### What needs to be done
Reproduce all of the material exactly as shown.

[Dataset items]
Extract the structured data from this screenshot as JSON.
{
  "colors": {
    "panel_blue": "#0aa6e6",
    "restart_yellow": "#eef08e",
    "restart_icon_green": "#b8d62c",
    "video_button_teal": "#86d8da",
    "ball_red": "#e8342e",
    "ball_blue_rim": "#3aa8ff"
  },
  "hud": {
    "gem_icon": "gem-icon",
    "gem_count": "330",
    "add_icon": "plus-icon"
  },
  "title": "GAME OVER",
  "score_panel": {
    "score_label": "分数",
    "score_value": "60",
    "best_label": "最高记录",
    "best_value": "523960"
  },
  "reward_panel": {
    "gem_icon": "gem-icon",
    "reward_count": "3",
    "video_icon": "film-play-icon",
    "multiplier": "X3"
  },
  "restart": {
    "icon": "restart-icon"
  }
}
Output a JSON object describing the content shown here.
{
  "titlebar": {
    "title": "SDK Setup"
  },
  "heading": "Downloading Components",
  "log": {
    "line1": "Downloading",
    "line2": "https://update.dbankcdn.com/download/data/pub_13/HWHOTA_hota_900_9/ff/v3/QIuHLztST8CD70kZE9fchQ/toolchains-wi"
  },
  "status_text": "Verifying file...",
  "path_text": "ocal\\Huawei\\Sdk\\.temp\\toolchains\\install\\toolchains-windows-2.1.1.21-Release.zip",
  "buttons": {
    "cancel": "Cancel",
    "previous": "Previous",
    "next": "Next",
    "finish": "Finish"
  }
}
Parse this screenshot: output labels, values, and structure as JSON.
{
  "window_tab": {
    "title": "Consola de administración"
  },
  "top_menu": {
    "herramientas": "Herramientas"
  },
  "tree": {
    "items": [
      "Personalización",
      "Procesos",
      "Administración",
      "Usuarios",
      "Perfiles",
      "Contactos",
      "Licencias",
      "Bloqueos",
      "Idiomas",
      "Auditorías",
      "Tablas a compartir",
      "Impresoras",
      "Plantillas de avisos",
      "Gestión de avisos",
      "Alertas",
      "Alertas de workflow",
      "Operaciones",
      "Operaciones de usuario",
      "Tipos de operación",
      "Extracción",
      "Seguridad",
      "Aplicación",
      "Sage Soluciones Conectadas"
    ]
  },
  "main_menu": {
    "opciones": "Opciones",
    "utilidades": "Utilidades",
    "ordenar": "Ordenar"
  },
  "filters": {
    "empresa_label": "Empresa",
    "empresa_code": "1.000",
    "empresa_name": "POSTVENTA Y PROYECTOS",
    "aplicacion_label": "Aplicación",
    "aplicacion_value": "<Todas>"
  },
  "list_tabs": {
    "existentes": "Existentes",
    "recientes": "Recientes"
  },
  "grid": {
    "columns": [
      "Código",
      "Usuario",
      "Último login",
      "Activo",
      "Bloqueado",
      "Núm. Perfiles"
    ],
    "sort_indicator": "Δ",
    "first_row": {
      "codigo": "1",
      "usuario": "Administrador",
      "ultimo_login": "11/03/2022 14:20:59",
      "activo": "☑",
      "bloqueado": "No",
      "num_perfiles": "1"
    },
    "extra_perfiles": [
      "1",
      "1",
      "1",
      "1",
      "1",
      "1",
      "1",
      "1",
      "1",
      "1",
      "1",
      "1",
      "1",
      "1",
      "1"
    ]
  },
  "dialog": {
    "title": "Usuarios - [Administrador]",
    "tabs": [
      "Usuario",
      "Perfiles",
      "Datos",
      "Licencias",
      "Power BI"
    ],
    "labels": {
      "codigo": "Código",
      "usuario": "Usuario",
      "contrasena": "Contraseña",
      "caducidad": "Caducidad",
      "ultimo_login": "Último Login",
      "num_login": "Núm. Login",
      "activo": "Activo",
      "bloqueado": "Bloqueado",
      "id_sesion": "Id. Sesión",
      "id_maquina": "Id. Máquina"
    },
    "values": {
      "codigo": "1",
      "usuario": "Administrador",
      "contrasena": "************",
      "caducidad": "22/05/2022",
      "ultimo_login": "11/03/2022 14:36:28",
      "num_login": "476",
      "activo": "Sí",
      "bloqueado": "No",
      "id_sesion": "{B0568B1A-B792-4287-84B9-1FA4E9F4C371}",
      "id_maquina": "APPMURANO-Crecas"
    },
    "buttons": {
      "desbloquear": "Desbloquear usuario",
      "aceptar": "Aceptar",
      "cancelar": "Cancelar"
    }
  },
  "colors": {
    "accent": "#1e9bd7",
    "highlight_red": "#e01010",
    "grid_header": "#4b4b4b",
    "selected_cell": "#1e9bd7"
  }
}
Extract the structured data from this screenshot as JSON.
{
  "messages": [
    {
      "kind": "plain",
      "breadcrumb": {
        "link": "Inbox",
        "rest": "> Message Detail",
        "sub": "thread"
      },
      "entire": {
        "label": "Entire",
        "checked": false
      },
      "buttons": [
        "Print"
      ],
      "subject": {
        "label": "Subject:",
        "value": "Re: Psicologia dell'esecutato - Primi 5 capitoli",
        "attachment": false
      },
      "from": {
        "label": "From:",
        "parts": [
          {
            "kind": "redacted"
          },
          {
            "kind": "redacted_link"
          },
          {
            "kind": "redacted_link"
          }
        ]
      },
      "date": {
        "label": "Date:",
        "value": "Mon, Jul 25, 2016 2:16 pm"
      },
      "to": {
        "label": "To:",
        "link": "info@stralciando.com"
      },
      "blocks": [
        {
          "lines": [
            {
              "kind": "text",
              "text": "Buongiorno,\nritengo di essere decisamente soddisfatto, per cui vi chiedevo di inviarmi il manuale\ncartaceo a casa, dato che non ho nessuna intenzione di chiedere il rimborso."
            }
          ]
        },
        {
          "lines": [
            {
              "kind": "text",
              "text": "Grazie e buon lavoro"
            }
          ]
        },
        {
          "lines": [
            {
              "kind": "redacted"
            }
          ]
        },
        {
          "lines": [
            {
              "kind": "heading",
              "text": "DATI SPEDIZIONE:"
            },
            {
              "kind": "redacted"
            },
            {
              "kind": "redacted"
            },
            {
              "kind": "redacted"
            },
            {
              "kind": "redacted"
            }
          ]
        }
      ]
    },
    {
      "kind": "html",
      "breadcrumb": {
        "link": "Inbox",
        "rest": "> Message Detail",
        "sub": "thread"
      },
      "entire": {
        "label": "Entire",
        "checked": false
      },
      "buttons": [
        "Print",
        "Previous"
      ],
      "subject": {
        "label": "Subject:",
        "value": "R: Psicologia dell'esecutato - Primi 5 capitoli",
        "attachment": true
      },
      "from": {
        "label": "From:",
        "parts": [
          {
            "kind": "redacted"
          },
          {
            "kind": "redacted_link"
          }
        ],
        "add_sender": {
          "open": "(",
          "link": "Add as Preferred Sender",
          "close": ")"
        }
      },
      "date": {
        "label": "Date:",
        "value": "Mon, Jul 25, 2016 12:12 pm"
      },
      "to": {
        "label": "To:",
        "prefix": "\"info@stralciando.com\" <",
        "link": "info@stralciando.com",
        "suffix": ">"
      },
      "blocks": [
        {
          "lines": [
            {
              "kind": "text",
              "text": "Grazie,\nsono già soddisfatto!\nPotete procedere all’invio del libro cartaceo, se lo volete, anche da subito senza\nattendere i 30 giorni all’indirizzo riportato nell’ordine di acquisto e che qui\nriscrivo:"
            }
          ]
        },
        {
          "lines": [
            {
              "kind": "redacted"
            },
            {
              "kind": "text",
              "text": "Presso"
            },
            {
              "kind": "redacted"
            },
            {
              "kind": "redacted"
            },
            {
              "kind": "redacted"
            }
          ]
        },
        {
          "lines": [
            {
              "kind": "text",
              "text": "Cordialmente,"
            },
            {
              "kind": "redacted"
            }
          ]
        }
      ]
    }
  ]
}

### Exercise response
Extract the structured data from this screenshot as JSON.
{
  "colors": {
    "panel_blue": "#0aa6e6",
    "restart_yellow": "#eef08e",
    "restart_icon_green": "#b8d62c",
    "video_button_teal": "#86d8da",
    "ball_red": "#e8342e",
    "ball_blue_rim": "#3aa8ff"
  },
  "hud": {
    "gem_icon": "gem-icon",
    "gem_count": "330",
    "add_icon": "plus-icon"
  },
  "title": "GAME OVER",
  "score_panel": {
    "score_label": "分数",
    "score_value": "60",
    "best_label": "最高记录",
    "best_value": "523960"
  },
  "reward_panel": {
    "gem_icon": "gem-icon",
    "reward_count": "3",
    "video_icon": "film-play-icon",
    "multiplier": "X3"
  },
  "restart": {
    "icon": "restart-icon"
  }
}
Output a JSON object describing the content shown here.
{
  "titlebar": {
    "title": "SDK Setup"
  },
  "heading": "Downloading Components",
  "log": {
    "line1": "Downloading",
    "line2": "https://update.dbankcdn.com/download/data/pub_13/HWHOTA_hota_900_9/ff/v3/QIuHLztST8CD70kZE9fchQ/toolchains-wi"
  },
  "status_text": "Verifying file...",
  "path_text": "ocal\\Huawei\\Sdk\\.temp\\toolchains\\install\\toolchains-windows-2.1.1.21-Release.zip",
  "buttons": {
    "cancel": "Cancel",
    "previous": "Previous",
    "next": "Next",
    "finish": "Finish"
  }
}
Parse this screenshot: output labels, values, and structure as JSON.
{
  "window_tab": {
    "title": "Consola de administración"
  },
  "top_menu": {
    "herramientas": "Herramientas"
  },
  "tree": {
    "items": [
      "Personalización",
      "Procesos",
      "Administración",
      "Usuarios",
      "Perfiles",
      "Contactos",
      "Licencias",
      "Bloqueos",
      "Idiomas",
      "Auditorías",
      "Tablas a compartir",
      "Impresoras",
      "Plantillas de avisos",
      "Gestión de avisos",
      "Alertas",
      "Alertas de workflow",
      "Operaciones",
      "Operaciones de usuario",
      "Tipos de operación",
      "Extracción",
      "Seguridad",
      "Aplicación",
      "Sage Soluciones Conectadas"
    ]
  },
  "main_menu": {
    "opciones": "Opciones",
    "utilidades": "Utilidades",
    "ordenar": "Ordenar"
  },
  "filters": {
    "empresa_label": "Empresa",
    "empresa_code": "1.000",
    "empresa_name": "POSTVENTA Y PROYECTOS",
    "aplicacion_label": "Aplicación",
    "aplicacion_value": "<Todas>"
  },
  "list_tabs": {
    "existentes": "Existentes",
    "recientes": "Recientes"
  },
  "grid": {
    "columns": [
      "Código",
      "Usuario",
      "Último login",
      "Activo",
      "Bloqueado",
      "Núm. Perfiles"
    ],
    "sort_indicator": "Δ",
    "first_row": {
      "codigo": "1",
      "usuario": "Administrador",
      "ultimo_login": "11/03/2022 14:20:59",
      "activo": "☑",
      "bloqueado": "No",
      "num_perfiles": "1"
    },
    "extra_perfiles": [
      "1",
      "1",
      "1",
      "1",
      "1",
      "1",
      "1",
      "1",
      "1",
      "1",
      "1",
      "1",
      "1",
      "1",
      "1"
    ]
  },
  "dialog": {
    "title": "Usuarios - [Administrador]",
    "tabs": [
      "Usuario",
      "Perfiles",
      "Datos",
      "Licencias",
      "Power BI"
    ],
    "labels": {
      "codigo": "Código",
      "usuario": "Usuario",
      "contrasena": "Contraseña",
      "caducidad": "Caducidad",
      "ultimo_login": "Último Login",
      "num_login": "Núm. Login",
      "activo": "Activo",
      "bloqueado": "Bloqueado",
      "id_sesion": "Id. Sesión",
      "id_maquina": "Id. Máquina"
    },
    "values": {
      "codigo": "1",
      "usuario": "Administrador",
      "contrasena": "************",
      "caducidad": "22/05/2022",
      "ultimo_login": "11/03/2022 14:36:28",
      "num_login": "476",
      "activo": "Sí",
      "bloqueado": "No",
      "id_sesion": "{B0568B1A-B792-4287-84B9-1FA4E9F4C371}",
      "id_maquina": "APPMURANO-Crecas"
    },
    "buttons": {
      "desbloquear": "Desbloquear usuario",
      "aceptar": "Aceptar",
      "cancelar": "Cancelar"
    }
  },
  "colors": {
    "accent": "#1e9bd7",
    "highlight_red": "#e01010",
    "grid_header": "#4b4b4b",
    "selected_cell": "#1e9bd7"
  }
}
Extract the structured data from this screenshot as JSON.
{
  "messages": [
    {
      "kind": "plain",
      "breadcrumb": {
        "link": "Inbox",
        "rest": "> Message Detail",
        "sub": "thread"
      },
      "entire": {
        "label": "Entire",
        "checked": false
      },
      "buttons": [
        "Print"
      ],
      "subject": {
        "label": "Subject:",
        "value": "Re: Psicologia dell'esecutato - Primi 5 capitoli",
        "attachment": false
      },
      "from": {
        "label": "From:",
        "parts": [
          {
            "kind": "redacted"
          },
          {
            "kind": "redacted_link"
          },
          {
            "kind": "redacted_link"
          }
        ]
      },
      "date": {
        "label": "Date:",
        "value": "Mon, Jul 25, 2016 2:16 pm"
      },
      "to": {
        "label": "To:",
        "link": "info@stralciando.com"
      },
      "blocks": [
        {
          "lines": [
            {
              "kind": "text",
              "text": "Buongiorno,\nritengo di essere decisamente soddisfatto, per cui vi chiedevo di inviarmi il manuale\ncartaceo a casa, dato che non ho nessuna intenzione di chiedere il rimborso."
            }
          ]
        },
        {
          "lines": [
            {
              "kind": "text",
              "text": "Grazie e buon lavoro"
            }
          ]
        },
        {
          "lines": [
            {
              "kind": "redacted"
            }
          ]
        },
        {
          "lines": [
            {
              "kind": "heading",
              "text": "DATI SPEDIZIONE:"
            },
            {
              "kind": "redacted"
            },
            {
              "kind": "redacted"
            },
            {
              "kind": "redacted"
            },
            {
              "kind": "redacted"
            }
          ]
        }
      ]
    },
    {
      "kind": "html",
      "breadcrumb": {
        "link": "Inbox",
        "rest": "> Message Detail",
        "sub": "thread"
      },
      "entire": {
        "label": "Entire",
        "checked": false
      },
      "buttons": [
        "Print",
        "Previous"
      ],
      "subject": {
        "label": "Subject:",
        "value": "R: Psicologia dell'esecutato - Primi 5 capitoli",
        "attachment": true
      },
      "from": {
        "label": "From:",
        "parts": [
          {
            "kind": "redacted"
          },
          {
            "kind": "redacted_link"
          }
        ],
        "add_sender": {
          "open": "(",
          "link": "Add as Preferred Sender",
          "close": ")"
        }
      },
      "date": {
        "label": "Date:",
        "value": "Mon, Jul 25, 2016 12:12 pm"
      },
      "to": {
        "label": "To:",
        "prefix": "\"info@stralciando.com\" <",
        "link": "info@stralciando.com",
        "suffix": ">"
      },
      "blocks": [
        {
          "lines": [
            {
              "kind": "text",
              "text": "Grazie,\nsono già soddisfatto!\nPotete procedere all’invio del libro cartaceo, se lo volete, anche da subito senza\nattendere i 30 giorni all’indirizzo riportato nell’ordine di acquisto e che qui\nriscrivo:"
            }
          ]
        },
        {
          "lines": [
            {
              "kind": "redacted"
            },
            {
              "kind": "text",
              "text": "Presso"
            },
            {
              "kind": "redacted"
            },
            {
              "kind": "redacted"
            },
            {
              "kind": "redacted"
            }
          ]
        },
        {
          "lines": [
            {
              "kind": "text",
              "text": "Cordialmente,"
            },
            {
              "kind": "redacted"
            }
          ]
        }
      ]
    }
  ]
}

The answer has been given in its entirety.